▶ **MATERIAL**
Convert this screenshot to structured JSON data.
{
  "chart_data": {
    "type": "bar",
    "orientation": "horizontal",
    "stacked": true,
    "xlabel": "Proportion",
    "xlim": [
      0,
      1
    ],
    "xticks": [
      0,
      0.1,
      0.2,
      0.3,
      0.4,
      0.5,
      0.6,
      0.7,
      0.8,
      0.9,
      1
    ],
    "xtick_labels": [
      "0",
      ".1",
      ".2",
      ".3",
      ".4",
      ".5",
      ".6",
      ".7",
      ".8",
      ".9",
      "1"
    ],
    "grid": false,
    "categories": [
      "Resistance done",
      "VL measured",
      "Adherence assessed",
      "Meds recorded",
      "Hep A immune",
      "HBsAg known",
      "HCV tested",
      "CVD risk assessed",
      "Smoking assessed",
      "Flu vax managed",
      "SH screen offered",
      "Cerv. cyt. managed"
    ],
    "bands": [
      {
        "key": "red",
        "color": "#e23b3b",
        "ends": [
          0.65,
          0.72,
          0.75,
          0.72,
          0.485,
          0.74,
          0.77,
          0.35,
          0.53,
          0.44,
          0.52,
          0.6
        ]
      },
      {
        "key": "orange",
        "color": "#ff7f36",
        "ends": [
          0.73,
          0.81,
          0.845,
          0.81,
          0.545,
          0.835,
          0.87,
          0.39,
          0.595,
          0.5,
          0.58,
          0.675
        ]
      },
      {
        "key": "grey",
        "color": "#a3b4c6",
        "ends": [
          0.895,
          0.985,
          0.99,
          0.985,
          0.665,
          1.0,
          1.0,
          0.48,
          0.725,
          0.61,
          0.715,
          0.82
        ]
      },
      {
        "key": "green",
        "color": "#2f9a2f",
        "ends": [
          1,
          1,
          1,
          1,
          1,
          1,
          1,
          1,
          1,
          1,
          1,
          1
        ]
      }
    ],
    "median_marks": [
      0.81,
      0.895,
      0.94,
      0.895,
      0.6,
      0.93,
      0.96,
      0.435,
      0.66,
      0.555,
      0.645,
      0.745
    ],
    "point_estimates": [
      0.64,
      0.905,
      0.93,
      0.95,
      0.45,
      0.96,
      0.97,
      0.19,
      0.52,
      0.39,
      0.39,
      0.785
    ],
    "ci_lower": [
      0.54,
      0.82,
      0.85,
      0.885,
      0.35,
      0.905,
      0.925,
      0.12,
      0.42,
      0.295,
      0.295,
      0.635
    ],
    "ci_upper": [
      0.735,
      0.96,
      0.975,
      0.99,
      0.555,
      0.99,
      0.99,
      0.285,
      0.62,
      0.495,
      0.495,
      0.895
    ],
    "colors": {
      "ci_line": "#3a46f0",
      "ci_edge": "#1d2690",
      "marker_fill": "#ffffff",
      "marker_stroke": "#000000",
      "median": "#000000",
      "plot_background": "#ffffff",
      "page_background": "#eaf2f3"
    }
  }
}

▶ **WORK TO BE COMPLETED**
Reproduce every line of the data verbatim.

▶ **OUTPUT**
Convert this screenshot to structured JSON data.
{
  "chart_data": {
    "type": "bar",
    "orientation": "horizontal",
    "stacked": true,
    "xlabel": "Proportion",
    "xlim": [
      0,
      1
    ],
    "xticks": [
      0,
      0.1,
      0.2,
      0.3,
      0.4,
      0.5,
      0.6,
      0.7,
      0.8,
      0.9,
      1
    ],
    "xtick_labels": [
      "0",
      ".1",
      ".2",
      ".3",
      ".4",
      ".5",
      ".6",
      ".7",
      ".8",
      ".9",
      "1"
    ],
    "grid": false,
    "categories": [
      "Resistance done",
      "VL measured",
      "Adherence assessed",
      "Meds recorded",
      "Hep A immune",
      "HBsAg known",
      "HCV tested",
      "CVD risk assessed",
      "Smoking assessed",
      "Flu vax managed",
      "SH screen offered",
      "Cerv. cyt. managed"
    ],
    "bands": [
      {
        "key": "red",
        "color": "#e23b3b",
        "ends": [
          0.65,
          0.72,
          0.75,
          0.72,
          0.485,
          0.74,
          0.77,
          0.35,
          0.53,
          0.44,
          0.52,
          0.6
        ]
      },
      {
        "key": "orange",
        "color": "#ff7f36",
        "ends": [
          0.73,
          0.81,
          0.845,
          0.81,
          0.545,
          0.835,
          0.87,
          0.39,
          0.595,
          0.5,
          0.58,
          0.675
        ]
      },
      {
        "key": "grey",
        "color": "#a3b4c6",
        "ends": [
          0.895,
          0.985,
          0.99,
          0.985,
          0.665,
          1.0,
          1.0,
          0.48,
          0.725,
          0.61,
          0.715,
          0.82
        ]
      },
      {
        "key": "green",
        "color": "#2f9a2f",
        "ends": [
          1,
          1,
          1,
          1,
          1,
          1,
          1,
          1,
          1,
          1,
          1,
          1
        ]
      }
    ],
    "median_marks": [
      0.81,
      0.895,
      0.94,
      0.895,
      0.6,
      0.93,
      0.96,
      0.435,
      0.66,
      0.555,
      0.645,
      0.745
    ],
    "point_estimates": [
      0.64,
      0.905,
      0.93,
      0.95,
      0.45,
      0.96,
      0.97,
      0.19,
      0.52,
      0.39,
      0.39,
      0.785
    ],
    "ci_lower": [
      0.54,
      0.82,
      0.85,
      0.885,
      0.35,
      0.905,
      0.925,
      0.12,
      0.42,
      0.295,
      0.295,
      0.635
    ],
    "ci_upper": [
      0.735,
      0.96,
      0.975,
      0.99,
      0.555,
      0.99,
      0.99,
      0.285,
      0.62,
      0.495,
      0.495,
      0.895
    ],
    "colors": {
      "ci_line": "#3a46f0",
      "ci_edge": "#1d2690",
      "marker_fill": "#ffffff",
      "marker_stroke": "#000000",
      "median": "#000000",
      "plot_background": "#ffffff",
      "page_background": "#eaf2f3"
    }
  }
}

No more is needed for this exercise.